## Data items
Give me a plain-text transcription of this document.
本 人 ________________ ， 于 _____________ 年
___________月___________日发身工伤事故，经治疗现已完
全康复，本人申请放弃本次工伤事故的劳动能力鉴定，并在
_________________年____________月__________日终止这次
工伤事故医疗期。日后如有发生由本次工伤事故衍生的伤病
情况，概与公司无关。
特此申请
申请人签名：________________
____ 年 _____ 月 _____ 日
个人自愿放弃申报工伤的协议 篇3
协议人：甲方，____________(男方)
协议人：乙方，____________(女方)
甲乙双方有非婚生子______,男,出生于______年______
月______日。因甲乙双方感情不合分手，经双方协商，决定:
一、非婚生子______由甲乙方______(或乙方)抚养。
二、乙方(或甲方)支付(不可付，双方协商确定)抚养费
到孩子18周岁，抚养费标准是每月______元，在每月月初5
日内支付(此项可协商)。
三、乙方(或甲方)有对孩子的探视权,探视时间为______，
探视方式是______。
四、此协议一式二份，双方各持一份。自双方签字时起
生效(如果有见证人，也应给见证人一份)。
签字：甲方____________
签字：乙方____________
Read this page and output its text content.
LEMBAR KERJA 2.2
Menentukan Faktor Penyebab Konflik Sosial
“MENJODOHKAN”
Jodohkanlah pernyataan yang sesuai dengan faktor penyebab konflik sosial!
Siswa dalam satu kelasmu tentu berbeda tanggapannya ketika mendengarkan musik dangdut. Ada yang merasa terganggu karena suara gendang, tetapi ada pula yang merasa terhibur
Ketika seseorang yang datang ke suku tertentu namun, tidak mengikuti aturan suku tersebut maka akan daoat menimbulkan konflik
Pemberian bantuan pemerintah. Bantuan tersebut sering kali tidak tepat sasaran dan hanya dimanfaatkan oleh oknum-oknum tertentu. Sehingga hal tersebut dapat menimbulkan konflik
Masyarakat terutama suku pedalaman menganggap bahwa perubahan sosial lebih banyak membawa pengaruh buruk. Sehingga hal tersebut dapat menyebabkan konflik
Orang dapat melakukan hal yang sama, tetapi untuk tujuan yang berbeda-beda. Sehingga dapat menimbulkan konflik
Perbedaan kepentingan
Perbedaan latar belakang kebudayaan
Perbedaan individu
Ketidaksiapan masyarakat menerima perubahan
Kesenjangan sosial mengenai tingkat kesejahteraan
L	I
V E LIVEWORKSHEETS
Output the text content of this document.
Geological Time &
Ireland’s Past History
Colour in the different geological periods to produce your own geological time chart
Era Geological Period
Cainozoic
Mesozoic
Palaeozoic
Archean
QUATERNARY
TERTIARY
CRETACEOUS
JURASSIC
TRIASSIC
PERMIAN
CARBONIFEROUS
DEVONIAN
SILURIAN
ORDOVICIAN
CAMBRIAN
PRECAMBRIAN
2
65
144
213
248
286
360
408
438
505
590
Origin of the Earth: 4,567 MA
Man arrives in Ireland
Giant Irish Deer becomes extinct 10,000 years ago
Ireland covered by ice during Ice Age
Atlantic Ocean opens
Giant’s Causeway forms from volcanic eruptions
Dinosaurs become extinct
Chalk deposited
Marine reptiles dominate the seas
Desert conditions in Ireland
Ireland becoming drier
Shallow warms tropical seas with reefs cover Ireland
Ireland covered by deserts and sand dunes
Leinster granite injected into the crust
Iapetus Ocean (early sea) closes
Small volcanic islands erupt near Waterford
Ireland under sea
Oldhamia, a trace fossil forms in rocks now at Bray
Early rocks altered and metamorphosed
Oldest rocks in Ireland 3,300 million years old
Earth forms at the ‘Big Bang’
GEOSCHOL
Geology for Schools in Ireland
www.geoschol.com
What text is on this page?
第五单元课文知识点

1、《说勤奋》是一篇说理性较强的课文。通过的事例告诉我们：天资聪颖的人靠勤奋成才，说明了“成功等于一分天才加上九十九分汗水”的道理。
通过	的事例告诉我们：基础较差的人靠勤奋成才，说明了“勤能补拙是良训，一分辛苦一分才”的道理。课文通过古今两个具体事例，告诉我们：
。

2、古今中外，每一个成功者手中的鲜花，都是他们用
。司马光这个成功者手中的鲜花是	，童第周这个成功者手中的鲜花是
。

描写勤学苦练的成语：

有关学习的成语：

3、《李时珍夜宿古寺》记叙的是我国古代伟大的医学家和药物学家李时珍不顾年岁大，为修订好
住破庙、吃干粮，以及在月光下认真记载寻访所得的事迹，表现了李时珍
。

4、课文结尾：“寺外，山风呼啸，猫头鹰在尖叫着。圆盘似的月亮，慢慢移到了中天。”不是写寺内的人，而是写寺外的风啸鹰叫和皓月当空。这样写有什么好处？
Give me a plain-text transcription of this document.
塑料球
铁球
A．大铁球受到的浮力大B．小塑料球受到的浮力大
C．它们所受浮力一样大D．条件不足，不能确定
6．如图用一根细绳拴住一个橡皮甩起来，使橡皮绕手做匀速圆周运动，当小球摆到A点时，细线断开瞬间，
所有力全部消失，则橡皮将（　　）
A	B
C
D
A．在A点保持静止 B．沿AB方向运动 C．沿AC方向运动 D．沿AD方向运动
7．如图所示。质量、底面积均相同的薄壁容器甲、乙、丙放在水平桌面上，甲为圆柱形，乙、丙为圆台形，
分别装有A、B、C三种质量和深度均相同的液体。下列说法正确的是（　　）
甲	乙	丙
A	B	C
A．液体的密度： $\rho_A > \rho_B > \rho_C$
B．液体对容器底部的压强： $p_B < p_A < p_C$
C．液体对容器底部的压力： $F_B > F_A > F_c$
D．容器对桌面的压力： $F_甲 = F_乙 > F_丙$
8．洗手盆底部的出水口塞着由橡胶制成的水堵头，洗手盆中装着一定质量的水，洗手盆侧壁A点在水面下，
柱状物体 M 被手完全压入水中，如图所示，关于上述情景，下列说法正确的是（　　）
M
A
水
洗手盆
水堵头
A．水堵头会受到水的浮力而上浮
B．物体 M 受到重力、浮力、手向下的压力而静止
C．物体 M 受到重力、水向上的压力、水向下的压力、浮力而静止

## Aim
Reproduce all the records precisely.

## Answer to the task
Give me a plain-text transcription of this document.
本 人 ________________ ， 于 _____________ 年
___________月___________日发身工伤事故，经治疗现已完
全康复，本人申请放弃本次工伤事故的劳动能力鉴定，并在
_________________年____________月__________日终止这次
工伤事故医疗期。日后如有发生由本次工伤事故衍生的伤病
情况，概与公司无关。
特此申请
申请人签名：________________
____ 年 _____ 月 _____ 日
个人自愿放弃申报工伤的协议 篇3
协议人：甲方，____________(男方)
协议人：乙方，____________(女方)
甲乙双方有非婚生子______,男,出生于______年______
月______日。因甲乙双方感情不合分手，经双方协商，决定:
一、非婚生子______由甲乙方______(或乙方)抚养。
二、乙方(或甲方)支付(不可付，双方协商确定)抚养费
到孩子18周岁，抚养费标准是每月______元，在每月月初5
日内支付(此项可协商)。
三、乙方(或甲方)有对孩子的探视权,探视时间为______，
探视方式是______。
四、此协议一式二份，双方各持一份。自双方签字时起
生效(如果有见证人，也应给见证人一份)。
签字：甲方____________
签字：乙方____________
Read this page and output its text content.
LEMBAR KERJA 2.2
Menentukan Faktor Penyebab Konflik Sosial
“MENJODOHKAN”
Jodohkanlah pernyataan yang sesuai dengan faktor penyebab konflik sosial!
Siswa dalam satu kelasmu tentu berbeda tanggapannya ketika mendengarkan musik dangdut. Ada yang merasa terganggu karena suara gendang, tetapi ada pula yang merasa terhibur
Ketika seseorang yang datang ke suku tertentu namun, tidak mengikuti aturan suku tersebut maka akan daoat menimbulkan konflik
Pemberian bantuan pemerintah. Bantuan tersebut sering kali tidak tepat sasaran dan hanya dimanfaatkan oleh oknum-oknum tertentu. Sehingga hal tersebut dapat menimbulkan konflik
Masyarakat terutama suku pedalaman menganggap bahwa perubahan sosial lebih banyak membawa pengaruh buruk. Sehingga hal tersebut dapat menyebabkan konflik
Orang dapat melakukan hal yang sama, tetapi untuk tujuan yang berbeda-beda. Sehingga dapat menimbulkan konflik
Perbedaan kepentingan
Perbedaan latar belakang kebudayaan
Perbedaan individu
Ketidaksiapan masyarakat menerima perubahan
Kesenjangan sosial mengenai tingkat kesejahteraan
L	I
V E LIVEWORKSHEETS
Output the text content of this document.
Geological Time &
Ireland’s Past History
Colour in the different geological periods to produce your own geological time chart
Era Geological Period
Cainozoic
Mesozoic
Palaeozoic
Archean
QUATERNARY
TERTIARY
CRETACEOUS
JURASSIC
TRIASSIC
PERMIAN
CARBONIFEROUS
DEVONIAN
SILURIAN
ORDOVICIAN
CAMBRIAN
PRECAMBRIAN
2
65
144
213
248
286
360
408
438
505
590
Origin of the Earth: 4,567 MA
Man arrives in Ireland
Giant Irish Deer becomes extinct 10,000 years ago
Ireland covered by ice during Ice Age
Atlantic Ocean opens
Giant’s Causeway forms from volcanic eruptions
Dinosaurs become extinct
Chalk deposited
Marine reptiles dominate the seas
Desert conditions in Ireland
Ireland becoming drier
Shallow warms tropical seas with reefs cover Ireland
Ireland covered by deserts and sand dunes
Leinster granite injected into the crust
Iapetus Ocean (early sea) closes
Small volcanic islands erupt near Waterford
Ireland under sea
Oldhamia, a trace fossil forms in rocks now at Bray
Early rocks altered and metamorphosed
Oldest rocks in Ireland 3,300 million years old
Earth forms at the ‘Big Bang’
GEOSCHOL
Geology for Schools in Ireland
www.geoschol.com
What text is on this page?
第五单元课文知识点

1、《说勤奋》是一篇说理性较强的课文。通过的事例告诉我们：天资聪颖的人靠勤奋成才，说明了“成功等于一分天才加上九十九分汗水”的道理。
通过	的事例告诉我们：基础较差的人靠勤奋成才，说明了“勤能补拙是良训，一分辛苦一分才”的道理。课文通过古今两个具体事例，告诉我们：
。

2、古今中外，每一个成功者手中的鲜花，都是他们用
。司马光这个成功者手中的鲜花是	，童第周这个成功者手中的鲜花是
。

描写勤学苦练的成语：

有关学习的成语：

3、《李时珍夜宿古寺》记叙的是我国古代伟大的医学家和药物学家李时珍不顾年岁大，为修订好
住破庙、吃干粮，以及在月光下认真记载寻访所得的事迹，表现了李时珍
。

4、课文结尾：“寺外，山风呼啸，猫头鹰在尖叫着。圆盘似的月亮，慢慢移到了中天。”不是写寺内的人，而是写寺外的风啸鹰叫和皓月当空。这样写有什么好处？
Give me a plain-text transcription of this document.
塑料球
铁球
A．大铁球受到的浮力大B．小塑料球受到的浮力大
C．它们所受浮力一样大D．条件不足，不能确定
6．如图用一根细绳拴住一个橡皮甩起来，使橡皮绕手做匀速圆周运动，当小球摆到A点时，细线断开瞬间，
所有力全部消失，则橡皮将（　　）
A	B
C
D
A．在A点保持静止 B．沿AB方向运动 C．沿AC方向运动 D．沿AD方向运动
7．如图所示。质量、底面积均相同的薄壁容器甲、乙、丙放在水平桌面上，甲为圆柱形，乙、丙为圆台形，
分别装有A、B、C三种质量和深度均相同的液体。下列说法正确的是（　　）
甲	乙	丙
A	B	C
A．液体的密度： $\rho_A > \rho_B > \rho_C$
B．液体对容器底部的压强： $p_B < p_A < p_C$
C．液体对容器底部的压力： $F_B > F_A > F_c$
D．容器对桌面的压力： $F_甲 = F_乙 > F_丙$
8．洗手盆底部的出水口塞着由橡胶制成的水堵头，洗手盆中装着一定质量的水，洗手盆侧壁A点在水面下，
柱状物体 M 被手完全压入水中，如图所示，关于上述情景，下列说法正确的是（　　）
M
A
水
洗手盆
水堵头
A．水堵头会受到水的浮力而上浮
B．物体 M 受到重力、浮力、手向下的压力而静止
C．物体 M 受到重力、水向上的压力、水向下的压力、浮力而静止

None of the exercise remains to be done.